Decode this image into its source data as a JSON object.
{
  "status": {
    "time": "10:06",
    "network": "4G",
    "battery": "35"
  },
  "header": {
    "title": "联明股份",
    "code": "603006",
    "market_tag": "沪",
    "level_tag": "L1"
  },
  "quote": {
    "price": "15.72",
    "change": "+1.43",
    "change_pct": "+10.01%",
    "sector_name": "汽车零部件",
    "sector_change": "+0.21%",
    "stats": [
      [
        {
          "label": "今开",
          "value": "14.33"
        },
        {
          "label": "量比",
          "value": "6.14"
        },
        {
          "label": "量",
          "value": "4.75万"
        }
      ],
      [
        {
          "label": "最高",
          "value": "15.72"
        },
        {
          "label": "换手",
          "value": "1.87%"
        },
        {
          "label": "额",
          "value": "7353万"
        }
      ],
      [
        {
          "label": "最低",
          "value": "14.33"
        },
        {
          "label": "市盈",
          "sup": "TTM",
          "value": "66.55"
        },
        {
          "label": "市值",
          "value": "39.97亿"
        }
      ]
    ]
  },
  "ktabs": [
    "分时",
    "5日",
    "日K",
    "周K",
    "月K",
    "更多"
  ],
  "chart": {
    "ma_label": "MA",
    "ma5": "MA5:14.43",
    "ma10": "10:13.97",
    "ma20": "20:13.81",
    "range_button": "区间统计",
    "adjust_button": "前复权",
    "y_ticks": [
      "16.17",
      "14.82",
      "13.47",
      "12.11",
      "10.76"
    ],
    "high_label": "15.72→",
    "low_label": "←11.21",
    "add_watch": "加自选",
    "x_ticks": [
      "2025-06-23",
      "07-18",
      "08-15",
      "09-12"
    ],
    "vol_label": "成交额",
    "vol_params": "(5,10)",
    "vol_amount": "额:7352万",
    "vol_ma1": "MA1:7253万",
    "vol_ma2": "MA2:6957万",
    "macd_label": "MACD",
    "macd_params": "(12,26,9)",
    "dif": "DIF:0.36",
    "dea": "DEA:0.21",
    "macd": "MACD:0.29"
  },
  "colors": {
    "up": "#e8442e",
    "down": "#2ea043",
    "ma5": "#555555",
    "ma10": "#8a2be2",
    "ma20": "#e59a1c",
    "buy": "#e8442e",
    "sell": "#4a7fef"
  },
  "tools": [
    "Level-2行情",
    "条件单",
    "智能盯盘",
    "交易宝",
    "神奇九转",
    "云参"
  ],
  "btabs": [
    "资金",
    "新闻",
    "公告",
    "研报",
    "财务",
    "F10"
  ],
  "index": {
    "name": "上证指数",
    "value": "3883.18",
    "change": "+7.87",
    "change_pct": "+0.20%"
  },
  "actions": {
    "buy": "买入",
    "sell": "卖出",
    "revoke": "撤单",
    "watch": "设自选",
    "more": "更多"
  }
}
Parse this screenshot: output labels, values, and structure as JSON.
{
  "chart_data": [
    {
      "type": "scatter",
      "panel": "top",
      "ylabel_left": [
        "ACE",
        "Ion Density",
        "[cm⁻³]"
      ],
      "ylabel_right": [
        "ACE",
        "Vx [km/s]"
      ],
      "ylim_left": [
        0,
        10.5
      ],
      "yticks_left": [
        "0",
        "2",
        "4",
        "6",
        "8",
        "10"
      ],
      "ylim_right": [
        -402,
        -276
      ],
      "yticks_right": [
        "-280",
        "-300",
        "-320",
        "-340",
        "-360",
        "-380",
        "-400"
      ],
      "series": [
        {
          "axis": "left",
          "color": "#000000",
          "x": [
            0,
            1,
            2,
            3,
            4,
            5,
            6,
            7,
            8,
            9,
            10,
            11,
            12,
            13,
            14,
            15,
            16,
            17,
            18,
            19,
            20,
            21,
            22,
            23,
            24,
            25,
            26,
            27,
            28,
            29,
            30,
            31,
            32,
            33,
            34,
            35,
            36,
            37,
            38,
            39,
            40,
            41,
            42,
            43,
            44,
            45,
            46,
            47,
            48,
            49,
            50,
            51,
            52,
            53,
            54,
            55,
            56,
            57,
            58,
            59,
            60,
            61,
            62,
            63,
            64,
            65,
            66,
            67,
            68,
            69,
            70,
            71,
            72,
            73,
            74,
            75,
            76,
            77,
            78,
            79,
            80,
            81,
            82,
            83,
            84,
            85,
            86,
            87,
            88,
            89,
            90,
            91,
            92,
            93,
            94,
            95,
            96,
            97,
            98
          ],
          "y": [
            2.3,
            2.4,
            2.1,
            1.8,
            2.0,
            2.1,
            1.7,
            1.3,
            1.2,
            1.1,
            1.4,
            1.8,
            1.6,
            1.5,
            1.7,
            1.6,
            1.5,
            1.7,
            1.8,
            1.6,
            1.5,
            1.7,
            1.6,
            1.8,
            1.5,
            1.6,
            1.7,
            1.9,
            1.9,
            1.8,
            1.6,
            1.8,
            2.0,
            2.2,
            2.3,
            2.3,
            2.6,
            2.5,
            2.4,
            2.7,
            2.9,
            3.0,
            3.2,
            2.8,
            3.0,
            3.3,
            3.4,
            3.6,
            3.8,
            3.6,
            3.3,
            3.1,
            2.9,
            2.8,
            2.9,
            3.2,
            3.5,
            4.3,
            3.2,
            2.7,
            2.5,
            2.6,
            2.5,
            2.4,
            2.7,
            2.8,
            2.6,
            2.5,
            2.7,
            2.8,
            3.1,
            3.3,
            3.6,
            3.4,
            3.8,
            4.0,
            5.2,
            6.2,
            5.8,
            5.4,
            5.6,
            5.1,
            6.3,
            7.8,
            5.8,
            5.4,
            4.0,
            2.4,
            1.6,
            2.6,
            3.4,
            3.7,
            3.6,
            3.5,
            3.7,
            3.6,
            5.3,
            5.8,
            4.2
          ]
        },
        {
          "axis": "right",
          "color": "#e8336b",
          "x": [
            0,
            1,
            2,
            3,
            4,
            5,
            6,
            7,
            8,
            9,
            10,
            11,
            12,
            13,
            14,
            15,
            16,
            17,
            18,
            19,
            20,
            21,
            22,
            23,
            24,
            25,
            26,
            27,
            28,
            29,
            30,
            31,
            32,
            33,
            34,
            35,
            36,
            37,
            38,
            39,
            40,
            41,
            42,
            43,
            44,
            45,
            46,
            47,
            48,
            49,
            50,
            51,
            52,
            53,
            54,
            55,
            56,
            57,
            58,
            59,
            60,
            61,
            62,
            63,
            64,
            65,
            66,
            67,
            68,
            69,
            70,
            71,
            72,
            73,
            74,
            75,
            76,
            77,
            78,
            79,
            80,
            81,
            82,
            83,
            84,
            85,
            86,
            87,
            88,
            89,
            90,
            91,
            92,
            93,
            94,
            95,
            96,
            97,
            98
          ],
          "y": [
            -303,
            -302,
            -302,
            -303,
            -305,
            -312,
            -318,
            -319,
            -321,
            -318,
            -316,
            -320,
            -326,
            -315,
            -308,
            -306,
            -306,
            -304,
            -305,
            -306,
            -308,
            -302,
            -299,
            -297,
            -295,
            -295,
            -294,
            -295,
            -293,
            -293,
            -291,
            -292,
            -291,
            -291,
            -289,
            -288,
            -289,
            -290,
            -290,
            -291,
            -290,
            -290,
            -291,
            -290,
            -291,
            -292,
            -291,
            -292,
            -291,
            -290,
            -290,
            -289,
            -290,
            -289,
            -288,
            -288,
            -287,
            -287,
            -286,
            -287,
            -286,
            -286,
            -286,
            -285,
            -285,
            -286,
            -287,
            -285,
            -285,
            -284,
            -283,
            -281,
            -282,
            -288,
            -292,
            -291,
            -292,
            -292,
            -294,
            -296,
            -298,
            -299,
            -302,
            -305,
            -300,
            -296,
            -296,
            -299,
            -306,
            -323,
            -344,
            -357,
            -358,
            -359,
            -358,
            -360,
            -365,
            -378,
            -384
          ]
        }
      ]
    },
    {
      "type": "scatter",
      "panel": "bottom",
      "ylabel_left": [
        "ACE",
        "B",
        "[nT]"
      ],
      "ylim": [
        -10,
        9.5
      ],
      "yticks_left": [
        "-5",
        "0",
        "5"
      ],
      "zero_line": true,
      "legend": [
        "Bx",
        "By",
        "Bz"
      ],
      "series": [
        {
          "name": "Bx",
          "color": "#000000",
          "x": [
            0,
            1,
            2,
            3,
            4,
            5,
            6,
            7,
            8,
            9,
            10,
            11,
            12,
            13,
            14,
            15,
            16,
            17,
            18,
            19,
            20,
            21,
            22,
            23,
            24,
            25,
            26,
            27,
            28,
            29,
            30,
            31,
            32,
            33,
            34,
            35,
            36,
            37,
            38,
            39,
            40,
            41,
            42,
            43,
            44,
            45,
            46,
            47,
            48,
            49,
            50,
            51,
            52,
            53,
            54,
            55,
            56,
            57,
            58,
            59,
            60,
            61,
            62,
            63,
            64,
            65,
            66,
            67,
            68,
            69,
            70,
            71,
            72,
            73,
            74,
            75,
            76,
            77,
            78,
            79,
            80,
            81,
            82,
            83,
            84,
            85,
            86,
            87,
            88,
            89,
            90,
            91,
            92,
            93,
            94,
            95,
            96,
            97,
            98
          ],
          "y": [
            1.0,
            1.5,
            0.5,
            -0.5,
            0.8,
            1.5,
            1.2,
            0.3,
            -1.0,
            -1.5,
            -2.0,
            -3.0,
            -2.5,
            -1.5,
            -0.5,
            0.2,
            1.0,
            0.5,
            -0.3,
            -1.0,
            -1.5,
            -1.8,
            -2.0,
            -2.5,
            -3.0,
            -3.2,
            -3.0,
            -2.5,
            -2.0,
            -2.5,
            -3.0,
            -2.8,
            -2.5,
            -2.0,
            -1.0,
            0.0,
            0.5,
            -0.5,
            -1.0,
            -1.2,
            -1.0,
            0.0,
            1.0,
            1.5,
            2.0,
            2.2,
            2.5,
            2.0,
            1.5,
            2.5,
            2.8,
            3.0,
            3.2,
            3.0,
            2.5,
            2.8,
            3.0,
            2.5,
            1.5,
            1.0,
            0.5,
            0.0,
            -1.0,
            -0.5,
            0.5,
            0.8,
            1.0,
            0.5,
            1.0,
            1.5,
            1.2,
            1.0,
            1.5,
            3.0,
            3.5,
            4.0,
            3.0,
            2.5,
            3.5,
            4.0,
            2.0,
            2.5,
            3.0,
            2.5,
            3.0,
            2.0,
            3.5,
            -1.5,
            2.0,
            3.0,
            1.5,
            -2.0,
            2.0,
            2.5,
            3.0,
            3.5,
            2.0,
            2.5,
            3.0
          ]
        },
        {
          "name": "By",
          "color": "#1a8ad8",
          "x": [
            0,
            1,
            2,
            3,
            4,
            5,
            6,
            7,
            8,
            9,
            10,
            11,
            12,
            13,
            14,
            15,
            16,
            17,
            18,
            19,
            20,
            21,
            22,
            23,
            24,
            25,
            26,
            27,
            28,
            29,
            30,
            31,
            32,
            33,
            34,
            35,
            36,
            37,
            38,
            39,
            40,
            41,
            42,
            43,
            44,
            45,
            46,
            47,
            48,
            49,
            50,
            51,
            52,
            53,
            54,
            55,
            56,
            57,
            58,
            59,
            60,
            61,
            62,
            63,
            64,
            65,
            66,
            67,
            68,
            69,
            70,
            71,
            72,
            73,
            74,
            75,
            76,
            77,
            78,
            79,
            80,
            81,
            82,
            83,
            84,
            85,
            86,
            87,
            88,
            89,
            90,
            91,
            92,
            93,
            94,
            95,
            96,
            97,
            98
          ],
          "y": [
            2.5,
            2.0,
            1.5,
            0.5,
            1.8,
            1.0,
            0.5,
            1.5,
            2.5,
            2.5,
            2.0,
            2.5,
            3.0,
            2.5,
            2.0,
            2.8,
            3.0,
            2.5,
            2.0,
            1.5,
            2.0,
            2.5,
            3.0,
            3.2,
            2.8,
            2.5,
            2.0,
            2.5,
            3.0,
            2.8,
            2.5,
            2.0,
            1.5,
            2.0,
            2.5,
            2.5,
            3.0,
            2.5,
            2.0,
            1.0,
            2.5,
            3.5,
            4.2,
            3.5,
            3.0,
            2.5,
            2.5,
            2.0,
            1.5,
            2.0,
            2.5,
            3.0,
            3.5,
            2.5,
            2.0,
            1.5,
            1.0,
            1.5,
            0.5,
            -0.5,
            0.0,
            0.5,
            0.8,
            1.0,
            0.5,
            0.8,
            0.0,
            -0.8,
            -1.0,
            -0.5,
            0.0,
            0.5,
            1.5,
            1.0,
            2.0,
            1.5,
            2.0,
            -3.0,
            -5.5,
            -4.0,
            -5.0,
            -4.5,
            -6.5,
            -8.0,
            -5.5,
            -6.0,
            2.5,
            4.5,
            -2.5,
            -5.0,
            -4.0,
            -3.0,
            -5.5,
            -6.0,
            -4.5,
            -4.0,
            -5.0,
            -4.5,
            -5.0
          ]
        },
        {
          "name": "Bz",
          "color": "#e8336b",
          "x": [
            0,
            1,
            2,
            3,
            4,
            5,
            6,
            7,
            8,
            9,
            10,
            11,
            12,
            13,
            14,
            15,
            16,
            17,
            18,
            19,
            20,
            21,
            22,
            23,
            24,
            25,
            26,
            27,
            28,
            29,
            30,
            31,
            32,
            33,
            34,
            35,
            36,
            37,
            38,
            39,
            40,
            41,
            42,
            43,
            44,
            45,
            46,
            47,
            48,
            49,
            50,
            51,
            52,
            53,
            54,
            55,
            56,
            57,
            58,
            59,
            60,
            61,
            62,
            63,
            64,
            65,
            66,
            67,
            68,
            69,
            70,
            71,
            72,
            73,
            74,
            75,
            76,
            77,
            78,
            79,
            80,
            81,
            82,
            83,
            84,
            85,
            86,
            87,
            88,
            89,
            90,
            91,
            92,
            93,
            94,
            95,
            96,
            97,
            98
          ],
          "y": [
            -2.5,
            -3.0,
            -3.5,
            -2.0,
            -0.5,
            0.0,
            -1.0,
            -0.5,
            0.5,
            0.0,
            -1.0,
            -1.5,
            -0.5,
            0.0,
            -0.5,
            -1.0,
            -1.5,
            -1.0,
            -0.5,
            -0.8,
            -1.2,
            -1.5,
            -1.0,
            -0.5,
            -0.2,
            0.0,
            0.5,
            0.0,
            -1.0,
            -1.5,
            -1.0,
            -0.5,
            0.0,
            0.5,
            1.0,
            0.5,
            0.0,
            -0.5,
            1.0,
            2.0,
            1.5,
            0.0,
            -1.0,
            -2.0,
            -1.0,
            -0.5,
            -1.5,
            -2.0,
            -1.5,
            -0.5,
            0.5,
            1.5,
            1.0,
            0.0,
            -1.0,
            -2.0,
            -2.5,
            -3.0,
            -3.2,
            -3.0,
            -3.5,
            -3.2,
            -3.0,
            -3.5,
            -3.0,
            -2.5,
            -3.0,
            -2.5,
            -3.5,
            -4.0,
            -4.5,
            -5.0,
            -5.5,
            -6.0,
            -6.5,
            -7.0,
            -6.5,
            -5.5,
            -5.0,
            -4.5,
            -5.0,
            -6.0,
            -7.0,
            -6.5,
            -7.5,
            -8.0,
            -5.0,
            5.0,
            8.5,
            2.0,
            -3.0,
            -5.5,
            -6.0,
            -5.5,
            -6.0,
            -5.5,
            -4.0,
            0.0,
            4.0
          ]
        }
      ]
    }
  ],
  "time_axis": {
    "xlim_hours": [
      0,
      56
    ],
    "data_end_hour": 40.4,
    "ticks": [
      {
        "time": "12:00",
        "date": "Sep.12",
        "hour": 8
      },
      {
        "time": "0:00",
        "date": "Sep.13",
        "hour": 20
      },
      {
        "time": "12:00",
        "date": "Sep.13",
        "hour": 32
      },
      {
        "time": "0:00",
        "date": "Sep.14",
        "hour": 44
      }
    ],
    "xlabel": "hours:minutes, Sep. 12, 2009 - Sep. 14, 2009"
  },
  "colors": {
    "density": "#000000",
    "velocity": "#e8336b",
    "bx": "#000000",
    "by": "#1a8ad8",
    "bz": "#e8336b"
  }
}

::::::::

Gather each line of the listing containing the word "this" and show it.

(FINAL ANSWER):
Decode this image into its source data as a JSON object.
Parse this screenshot: output labels, values, and structure as JSON.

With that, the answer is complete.